Die meisten tragen den Wettbewerb über den Preis aus. „Cut and go“ heißt das weit verbreitete Konzept, bei dem sich der Service auf das Haareschneiden beschränkt. Föhnen muss der Kunde, und auch die kostenlose Tasse Kaffee fällt weg. Statt persönlicher Zuwendung bekommt jeder Besucher einen Nummernzettel in die Hand gedrückt, wie er ihn von der Fleischtheke im Supermarkt kennt. Eine Daumenregel in der Branche besagt, dass ein Betrieb pro Frisierstuhl 45 Euro Umsatz in der Stunde machen muss, um rentabel zu wirtschaften. Beim „Cut and go“-Prinzip müsse man also alle 20 Minuten einen neuen Kunden bedienen, schätzt Friseurmeister Dalichow. Sonst gehe die Rechnung nicht auf.
Einer der Vorreiter dieses Prinzips war 1996 die Kette Headhunter aus Bremen. Konkurrenten wie die Berliner Notaufnahme folgten, mittlerweile arbeiten sie zu Kampfpreisen um die zehn Euro.
Vom Trend zum billigen Schnitt profitiert auch die Düsseldorfer Essanelle Hair Group, mit 570 Salons eine der großen Friseurketten. Erst vor zwei Jahren gründete sie eine eigene Billigmarke, den HairExpress. Der Umsatz bei den Express-Schneidern stieg in der ersten Hälfte dieses Jahres gegenüber dem ersten Halbjahr 2002 um 48 Prozent. Weniger gut laufen die exklusiven Essanelle-Sparten. Bei mod’s hair ging der Umsatz in den ersten sechs Monaten um 36 Prozent zurück, bei Jürgen Tröndle um knapp 13 Prozent. Jetzt sollen weitere Express-Filialen die Bilanz verbessern.

#####

Aufgaben »
A. Um wie viel Prozent stieg laut dem Textauszug über Friseurketten der Umsatz bei den Express-Schneidern in der ersten Hälfte dieses Jahres gegenüber dem ersten Halbjahr 2002?
B. Führen Sie den Textauszug über Friseurketten im Anschluss an seinen letzten Satz fort.

Bereitgestellte Daten »
#####

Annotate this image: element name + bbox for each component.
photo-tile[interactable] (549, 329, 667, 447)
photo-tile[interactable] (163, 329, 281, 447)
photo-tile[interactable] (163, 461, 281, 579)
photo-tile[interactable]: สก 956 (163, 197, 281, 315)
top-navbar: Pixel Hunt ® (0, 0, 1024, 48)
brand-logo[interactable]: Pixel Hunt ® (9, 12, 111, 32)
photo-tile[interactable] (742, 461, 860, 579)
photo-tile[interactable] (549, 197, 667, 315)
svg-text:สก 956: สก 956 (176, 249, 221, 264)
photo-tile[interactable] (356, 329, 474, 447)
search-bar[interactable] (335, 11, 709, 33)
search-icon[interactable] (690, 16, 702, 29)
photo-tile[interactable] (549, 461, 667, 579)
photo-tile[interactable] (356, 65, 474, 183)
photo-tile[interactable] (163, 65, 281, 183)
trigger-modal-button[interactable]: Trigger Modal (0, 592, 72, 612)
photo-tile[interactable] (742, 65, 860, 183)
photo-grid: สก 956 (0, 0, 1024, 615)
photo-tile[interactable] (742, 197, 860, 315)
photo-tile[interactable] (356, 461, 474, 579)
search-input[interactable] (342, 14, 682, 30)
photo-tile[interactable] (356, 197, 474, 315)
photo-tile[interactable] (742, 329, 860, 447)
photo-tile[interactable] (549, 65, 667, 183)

#####

Lösungen »
A. Um 48 Prozent.

B.
Doch nicht alle Friseure wollen sich auf einen Verdrängungswettbewerb einlassen, in dem der eine den anderen preislich unterbietet und am Ende niemand mehr auf seine Kosten kommt. Wenn Figaro Udo Walz in seinem Salon am Berliner Ku’damm zwischen den Stühlen herumschwirrt, hier einen Pony richtet und dort nach dem Befinden fragt, möchte er der Kundschaft auch ein gewisses „Lebensgefühl“ mit auf den Weg geben. Friseure wie Walz oder der Münchner Gerhard Meir setzen auf den Promi-Faktor und bieten Exklusivität. Andere Salons servieren Frühstück oder lassen ihre Kunden im Internet surfen. Besonders in den Großstädten suchen sich die Betriebe Nischen, um aufzufallen.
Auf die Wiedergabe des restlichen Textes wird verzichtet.